[START]

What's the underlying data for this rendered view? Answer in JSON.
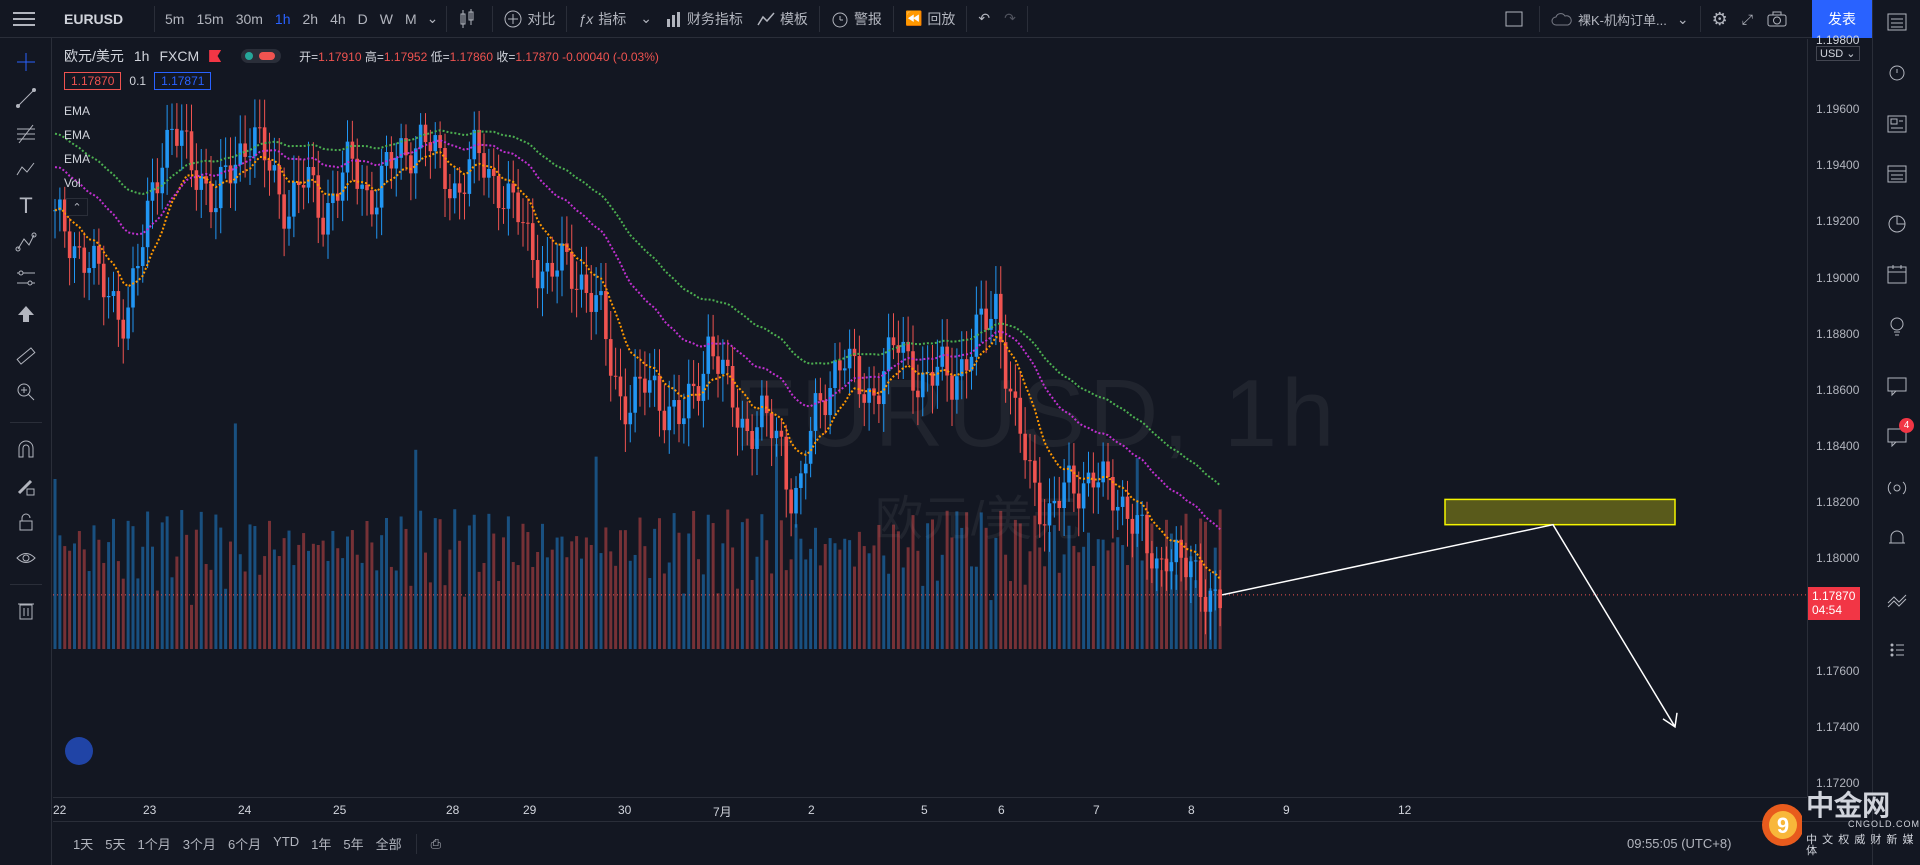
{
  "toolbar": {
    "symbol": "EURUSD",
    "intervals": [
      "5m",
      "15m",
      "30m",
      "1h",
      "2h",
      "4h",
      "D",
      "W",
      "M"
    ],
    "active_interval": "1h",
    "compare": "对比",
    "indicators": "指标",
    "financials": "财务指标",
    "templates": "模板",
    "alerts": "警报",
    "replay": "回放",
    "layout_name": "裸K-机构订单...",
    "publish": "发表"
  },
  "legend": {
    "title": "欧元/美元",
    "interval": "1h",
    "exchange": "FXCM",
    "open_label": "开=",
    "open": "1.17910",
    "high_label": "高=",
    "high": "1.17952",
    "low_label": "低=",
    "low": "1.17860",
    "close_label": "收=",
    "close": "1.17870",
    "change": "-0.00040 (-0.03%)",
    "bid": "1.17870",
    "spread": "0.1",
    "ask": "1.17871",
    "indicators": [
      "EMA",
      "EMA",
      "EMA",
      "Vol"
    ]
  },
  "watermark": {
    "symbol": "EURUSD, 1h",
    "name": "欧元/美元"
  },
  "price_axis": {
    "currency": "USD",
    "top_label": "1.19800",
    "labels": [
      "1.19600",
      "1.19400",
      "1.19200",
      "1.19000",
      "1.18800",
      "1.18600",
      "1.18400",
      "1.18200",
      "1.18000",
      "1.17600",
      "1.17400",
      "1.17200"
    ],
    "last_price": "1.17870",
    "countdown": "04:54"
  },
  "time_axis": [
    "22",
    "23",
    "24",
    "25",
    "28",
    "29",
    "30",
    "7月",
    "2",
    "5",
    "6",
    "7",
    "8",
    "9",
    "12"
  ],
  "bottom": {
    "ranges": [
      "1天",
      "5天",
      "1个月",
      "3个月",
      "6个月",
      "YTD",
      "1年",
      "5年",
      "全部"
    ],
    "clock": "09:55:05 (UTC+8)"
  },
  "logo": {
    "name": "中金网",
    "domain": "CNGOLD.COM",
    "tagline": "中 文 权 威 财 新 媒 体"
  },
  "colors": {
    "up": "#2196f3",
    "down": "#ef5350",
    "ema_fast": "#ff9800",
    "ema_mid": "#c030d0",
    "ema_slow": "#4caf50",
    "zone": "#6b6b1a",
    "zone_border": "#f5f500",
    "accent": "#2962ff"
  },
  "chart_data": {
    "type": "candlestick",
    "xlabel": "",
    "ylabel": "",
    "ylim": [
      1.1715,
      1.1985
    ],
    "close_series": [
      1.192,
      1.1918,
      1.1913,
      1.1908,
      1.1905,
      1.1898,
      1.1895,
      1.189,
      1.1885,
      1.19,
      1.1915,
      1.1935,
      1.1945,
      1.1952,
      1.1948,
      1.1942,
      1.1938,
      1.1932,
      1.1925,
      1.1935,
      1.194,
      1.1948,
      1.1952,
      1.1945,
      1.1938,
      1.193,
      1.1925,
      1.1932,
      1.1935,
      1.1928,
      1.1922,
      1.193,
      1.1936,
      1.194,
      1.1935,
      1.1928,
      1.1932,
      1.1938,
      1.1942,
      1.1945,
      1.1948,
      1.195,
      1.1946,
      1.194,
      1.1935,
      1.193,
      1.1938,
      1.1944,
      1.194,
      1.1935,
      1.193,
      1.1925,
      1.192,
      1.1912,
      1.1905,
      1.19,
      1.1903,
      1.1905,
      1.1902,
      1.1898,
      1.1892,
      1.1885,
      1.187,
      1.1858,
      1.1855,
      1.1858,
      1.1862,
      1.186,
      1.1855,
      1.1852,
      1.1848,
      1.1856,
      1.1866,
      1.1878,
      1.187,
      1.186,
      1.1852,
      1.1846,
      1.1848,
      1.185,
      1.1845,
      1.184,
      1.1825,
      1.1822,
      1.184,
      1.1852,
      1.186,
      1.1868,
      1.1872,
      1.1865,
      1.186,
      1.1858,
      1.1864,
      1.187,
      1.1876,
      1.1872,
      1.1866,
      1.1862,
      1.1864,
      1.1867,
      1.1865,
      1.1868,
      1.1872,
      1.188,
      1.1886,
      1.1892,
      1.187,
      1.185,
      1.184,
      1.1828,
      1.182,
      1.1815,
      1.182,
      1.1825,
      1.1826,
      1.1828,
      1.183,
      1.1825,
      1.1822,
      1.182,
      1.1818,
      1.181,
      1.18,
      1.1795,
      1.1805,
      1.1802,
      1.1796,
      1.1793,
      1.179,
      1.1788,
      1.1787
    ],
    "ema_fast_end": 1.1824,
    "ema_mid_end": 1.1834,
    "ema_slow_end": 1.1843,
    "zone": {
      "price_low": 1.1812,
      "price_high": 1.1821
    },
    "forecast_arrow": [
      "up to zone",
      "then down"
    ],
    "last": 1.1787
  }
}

[END]
[START]

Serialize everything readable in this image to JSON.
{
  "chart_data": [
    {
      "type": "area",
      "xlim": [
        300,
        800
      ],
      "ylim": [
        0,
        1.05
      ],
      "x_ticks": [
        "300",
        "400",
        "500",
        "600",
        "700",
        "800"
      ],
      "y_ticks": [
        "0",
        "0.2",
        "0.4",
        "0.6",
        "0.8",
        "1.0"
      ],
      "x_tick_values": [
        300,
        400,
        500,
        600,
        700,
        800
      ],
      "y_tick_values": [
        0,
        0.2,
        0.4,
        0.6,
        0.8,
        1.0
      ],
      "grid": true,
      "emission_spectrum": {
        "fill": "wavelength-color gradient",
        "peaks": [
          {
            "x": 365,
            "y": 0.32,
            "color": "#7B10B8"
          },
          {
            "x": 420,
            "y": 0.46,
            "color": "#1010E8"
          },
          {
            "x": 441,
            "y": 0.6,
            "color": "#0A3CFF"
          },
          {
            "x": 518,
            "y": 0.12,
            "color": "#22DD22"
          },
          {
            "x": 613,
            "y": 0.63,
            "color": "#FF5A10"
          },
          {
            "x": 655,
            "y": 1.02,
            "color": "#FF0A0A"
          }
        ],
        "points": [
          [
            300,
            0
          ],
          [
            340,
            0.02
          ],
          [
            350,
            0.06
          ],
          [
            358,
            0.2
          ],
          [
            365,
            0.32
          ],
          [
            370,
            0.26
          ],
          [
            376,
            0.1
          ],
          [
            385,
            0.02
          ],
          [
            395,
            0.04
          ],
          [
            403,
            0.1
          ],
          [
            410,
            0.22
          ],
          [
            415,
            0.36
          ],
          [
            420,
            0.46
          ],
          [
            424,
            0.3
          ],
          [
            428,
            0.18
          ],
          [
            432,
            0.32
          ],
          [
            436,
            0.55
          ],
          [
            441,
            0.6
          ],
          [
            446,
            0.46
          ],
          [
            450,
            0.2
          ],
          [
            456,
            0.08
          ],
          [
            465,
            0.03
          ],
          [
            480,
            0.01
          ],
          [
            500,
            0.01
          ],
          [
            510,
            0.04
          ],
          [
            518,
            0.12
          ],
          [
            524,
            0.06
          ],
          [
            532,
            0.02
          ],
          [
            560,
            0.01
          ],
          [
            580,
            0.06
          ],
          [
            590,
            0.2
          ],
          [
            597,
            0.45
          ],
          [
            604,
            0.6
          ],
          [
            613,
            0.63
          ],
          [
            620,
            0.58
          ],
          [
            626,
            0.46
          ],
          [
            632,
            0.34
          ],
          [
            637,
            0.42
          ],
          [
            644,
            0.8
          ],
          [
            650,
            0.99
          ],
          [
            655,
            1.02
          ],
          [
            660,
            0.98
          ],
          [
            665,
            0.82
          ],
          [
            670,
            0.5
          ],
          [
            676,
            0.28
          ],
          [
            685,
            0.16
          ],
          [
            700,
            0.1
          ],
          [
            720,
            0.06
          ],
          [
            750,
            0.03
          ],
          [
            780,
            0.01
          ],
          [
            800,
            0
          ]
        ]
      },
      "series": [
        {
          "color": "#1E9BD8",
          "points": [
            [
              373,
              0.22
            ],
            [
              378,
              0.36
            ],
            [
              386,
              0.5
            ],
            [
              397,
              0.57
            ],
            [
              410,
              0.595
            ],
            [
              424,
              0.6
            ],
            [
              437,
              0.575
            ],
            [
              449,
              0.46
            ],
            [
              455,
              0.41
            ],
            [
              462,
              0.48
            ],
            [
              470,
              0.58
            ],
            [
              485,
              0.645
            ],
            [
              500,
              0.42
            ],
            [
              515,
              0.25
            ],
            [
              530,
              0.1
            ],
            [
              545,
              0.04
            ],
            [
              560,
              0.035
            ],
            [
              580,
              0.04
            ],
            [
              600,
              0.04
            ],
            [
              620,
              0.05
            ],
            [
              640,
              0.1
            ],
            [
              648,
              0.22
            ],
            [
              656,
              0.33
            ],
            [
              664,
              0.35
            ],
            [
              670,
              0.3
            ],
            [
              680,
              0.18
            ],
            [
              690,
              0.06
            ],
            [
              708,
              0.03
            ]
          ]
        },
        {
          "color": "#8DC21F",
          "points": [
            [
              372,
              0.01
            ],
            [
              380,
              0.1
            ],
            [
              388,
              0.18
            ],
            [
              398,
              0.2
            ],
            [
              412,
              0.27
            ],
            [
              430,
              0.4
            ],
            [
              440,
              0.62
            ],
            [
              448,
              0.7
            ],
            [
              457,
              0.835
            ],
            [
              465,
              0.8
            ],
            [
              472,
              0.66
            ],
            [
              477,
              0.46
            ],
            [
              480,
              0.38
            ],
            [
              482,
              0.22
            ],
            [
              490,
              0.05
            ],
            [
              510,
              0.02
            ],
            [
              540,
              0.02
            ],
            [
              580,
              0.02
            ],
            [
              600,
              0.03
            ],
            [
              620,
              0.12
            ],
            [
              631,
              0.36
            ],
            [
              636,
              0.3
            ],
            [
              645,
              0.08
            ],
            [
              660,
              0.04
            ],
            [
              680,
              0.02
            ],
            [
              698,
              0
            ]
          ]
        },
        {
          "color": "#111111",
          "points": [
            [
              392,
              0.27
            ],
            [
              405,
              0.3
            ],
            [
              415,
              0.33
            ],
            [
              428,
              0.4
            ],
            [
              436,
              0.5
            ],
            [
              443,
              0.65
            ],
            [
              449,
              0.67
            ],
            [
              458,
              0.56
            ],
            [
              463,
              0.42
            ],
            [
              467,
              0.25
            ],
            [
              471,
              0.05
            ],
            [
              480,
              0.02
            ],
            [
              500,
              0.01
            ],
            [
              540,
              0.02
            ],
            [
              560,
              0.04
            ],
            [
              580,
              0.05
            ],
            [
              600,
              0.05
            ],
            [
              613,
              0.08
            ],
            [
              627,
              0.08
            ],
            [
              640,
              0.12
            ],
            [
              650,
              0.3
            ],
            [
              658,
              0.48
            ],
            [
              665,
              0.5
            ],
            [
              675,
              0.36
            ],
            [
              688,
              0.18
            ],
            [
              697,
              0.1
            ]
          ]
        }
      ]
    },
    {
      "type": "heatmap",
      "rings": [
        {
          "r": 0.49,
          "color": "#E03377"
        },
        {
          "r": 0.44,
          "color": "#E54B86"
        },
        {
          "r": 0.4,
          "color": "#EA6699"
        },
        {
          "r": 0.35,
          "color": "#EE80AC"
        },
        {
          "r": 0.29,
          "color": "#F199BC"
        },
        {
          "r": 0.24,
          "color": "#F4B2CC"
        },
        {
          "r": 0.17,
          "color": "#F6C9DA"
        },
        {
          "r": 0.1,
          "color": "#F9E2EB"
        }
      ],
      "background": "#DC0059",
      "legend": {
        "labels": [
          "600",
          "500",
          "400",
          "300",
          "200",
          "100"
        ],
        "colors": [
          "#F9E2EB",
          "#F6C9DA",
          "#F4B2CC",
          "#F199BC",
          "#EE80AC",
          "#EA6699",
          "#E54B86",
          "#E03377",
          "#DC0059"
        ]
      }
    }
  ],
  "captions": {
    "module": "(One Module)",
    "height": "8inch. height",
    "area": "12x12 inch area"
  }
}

[END]
[START]

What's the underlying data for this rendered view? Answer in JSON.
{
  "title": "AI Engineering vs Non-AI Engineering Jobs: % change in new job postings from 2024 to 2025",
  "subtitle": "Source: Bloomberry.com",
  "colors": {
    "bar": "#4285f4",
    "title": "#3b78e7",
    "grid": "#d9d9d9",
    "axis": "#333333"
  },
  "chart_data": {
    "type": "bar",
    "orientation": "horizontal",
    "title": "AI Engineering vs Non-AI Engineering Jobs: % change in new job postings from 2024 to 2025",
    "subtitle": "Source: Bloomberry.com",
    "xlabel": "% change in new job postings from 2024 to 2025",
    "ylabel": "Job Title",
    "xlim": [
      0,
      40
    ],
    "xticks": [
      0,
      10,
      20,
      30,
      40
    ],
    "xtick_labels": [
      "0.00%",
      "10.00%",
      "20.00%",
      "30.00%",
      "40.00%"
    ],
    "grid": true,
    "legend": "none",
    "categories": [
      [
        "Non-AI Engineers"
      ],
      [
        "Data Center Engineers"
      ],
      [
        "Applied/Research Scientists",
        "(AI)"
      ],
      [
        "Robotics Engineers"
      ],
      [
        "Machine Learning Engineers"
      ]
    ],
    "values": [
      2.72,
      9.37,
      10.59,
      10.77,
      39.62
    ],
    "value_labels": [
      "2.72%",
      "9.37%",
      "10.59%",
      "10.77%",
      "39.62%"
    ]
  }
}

[END]

GOAL OF THE EXERCISE => Pull every line containing "Engineering" from the data.

SOLUTION TO THE EXERCISE =>
  "title": "AI Engineering vs Non-AI Engineering Jobs: % change in new job postings from 2024 to 2025",
    "title": "AI Engineering vs Non-AI Engineering Jobs: % change in new job postings from 2024 to 2025",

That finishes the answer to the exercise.